> **Given request**: Will you give every entry again exactly as it stands?

> **Data provided**:
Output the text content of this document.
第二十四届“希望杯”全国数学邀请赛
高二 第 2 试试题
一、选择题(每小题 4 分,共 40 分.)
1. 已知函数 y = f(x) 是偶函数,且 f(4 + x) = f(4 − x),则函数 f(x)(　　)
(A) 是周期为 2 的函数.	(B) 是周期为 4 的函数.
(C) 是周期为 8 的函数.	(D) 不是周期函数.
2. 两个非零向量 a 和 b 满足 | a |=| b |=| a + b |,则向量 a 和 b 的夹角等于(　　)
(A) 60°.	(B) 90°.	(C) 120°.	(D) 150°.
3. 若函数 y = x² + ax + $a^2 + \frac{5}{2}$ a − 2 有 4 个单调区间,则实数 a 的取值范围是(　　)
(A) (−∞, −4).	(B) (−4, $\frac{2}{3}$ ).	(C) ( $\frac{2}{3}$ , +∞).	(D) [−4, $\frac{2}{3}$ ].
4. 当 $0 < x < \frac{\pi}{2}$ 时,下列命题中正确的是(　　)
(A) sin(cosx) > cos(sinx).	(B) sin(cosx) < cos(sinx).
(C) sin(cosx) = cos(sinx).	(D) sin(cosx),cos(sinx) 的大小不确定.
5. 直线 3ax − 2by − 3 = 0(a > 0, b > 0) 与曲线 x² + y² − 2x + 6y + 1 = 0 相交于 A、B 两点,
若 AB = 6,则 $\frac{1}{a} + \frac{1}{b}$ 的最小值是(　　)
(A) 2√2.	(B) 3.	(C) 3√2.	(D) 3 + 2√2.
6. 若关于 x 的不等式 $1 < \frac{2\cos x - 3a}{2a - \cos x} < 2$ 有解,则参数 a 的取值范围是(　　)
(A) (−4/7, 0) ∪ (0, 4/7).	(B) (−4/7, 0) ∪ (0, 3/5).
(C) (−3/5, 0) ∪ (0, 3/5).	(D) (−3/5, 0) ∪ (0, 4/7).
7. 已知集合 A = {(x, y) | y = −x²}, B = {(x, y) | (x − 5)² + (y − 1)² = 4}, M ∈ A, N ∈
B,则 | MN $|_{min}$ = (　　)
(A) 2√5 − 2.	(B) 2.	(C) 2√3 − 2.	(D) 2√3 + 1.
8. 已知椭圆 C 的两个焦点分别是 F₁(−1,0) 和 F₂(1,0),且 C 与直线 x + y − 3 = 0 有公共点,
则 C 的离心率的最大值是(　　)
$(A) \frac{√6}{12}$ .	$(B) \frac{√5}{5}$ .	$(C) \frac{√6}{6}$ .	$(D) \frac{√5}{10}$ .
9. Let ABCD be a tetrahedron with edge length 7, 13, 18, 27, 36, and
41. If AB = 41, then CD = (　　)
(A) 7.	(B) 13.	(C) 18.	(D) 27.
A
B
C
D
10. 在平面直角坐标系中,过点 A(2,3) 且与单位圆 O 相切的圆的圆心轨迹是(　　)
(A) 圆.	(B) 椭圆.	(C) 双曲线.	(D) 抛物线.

> **Result below**:
Output the text content of this document.
第二十四届“希望杯”全国数学邀请赛
高二 第 2 试试题
一、选择题(每小题 4 分,共 40 分.)
1. 已知函数 y = f(x) 是偶函数,且 f(4 + x) = f(4 − x),则函数 f(x)(　　)
(A) 是周期为 2 的函数.	(B) 是周期为 4 的函数.
(C) 是周期为 8 的函数.	(D) 不是周期函数.
2. 两个非零向量 a 和 b 满足 | a |=| b |=| a + b |,则向量 a 和 b 的夹角等于(　　)
(A) 60°.	(B) 90°.	(C) 120°.	(D) 150°.
3. 若函数 y = x² + ax + $a^2 + \frac{5}{2}$ a − 2 有 4 个单调区间,则实数 a 的取值范围是(　　)
(A) (−∞, −4).	(B) (−4, $\frac{2}{3}$ ).	(C) ( $\frac{2}{3}$ , +∞).	(D) [−4, $\frac{2}{3}$ ].
4. 当 $0 < x < \frac{\pi}{2}$ 时,下列命题中正确的是(　　)
(A) sin(cosx) > cos(sinx).	(B) sin(cosx) < cos(sinx).
(C) sin(cosx) = cos(sinx).	(D) sin(cosx),cos(sinx) 的大小不确定.
5. 直线 3ax − 2by − 3 = 0(a > 0, b > 0) 与曲线 x² + y² − 2x + 6y + 1 = 0 相交于 A、B 两点,
若 AB = 6,则 $\frac{1}{a} + \frac{1}{b}$ 的最小值是(　　)
(A) 2√2.	(B) 3.	(C) 3√2.	(D) 3 + 2√2.
6. 若关于 x 的不等式 $1 < \frac{2\cos x - 3a}{2a - \cos x} < 2$ 有解,则参数 a 的取值范围是(　　)
(A) (−4/7, 0) ∪ (0, 4/7).	(B) (−4/7, 0) ∪ (0, 3/5).
(C) (−3/5, 0) ∪ (0, 3/5).	(D) (−3/5, 0) ∪ (0, 4/7).
7. 已知集合 A = {(x, y) | y = −x²}, B = {(x, y) | (x − 5)² + (y − 1)² = 4}, M ∈ A, N ∈
B,则 | MN $|_{min}$ = (　　)
(A) 2√5 − 2.	(B) 2.	(C) 2√3 − 2.	(D) 2√3 + 1.
8. 已知椭圆 C 的两个焦点分别是 F₁(−1,0) 和 F₂(1,0),且 C 与直线 x + y − 3 = 0 有公共点,
则 C 的离心率的最大值是(　　)
$(A) \frac{√6}{12}$ .	$(B) \frac{√5}{5}$ .	$(C) \frac{√6}{6}$ .	$(D) \frac{√5}{10}$ .
9. Let ABCD be a tetrahedron with edge length 7, 13, 18, 27, 36, and
41. If AB = 41, then CD = (　　)
(A) 7.	(B) 13.	(C) 18.	(D) 27.
A
B
C
D
10. 在平面直角坐标系中,过点 A(2,3) 且与单位圆 O 相切的圆的圆心轨迹是(　　)
(A) 圆.	(B) 椭圆.	(C) 双曲线.	(D) 抛物线.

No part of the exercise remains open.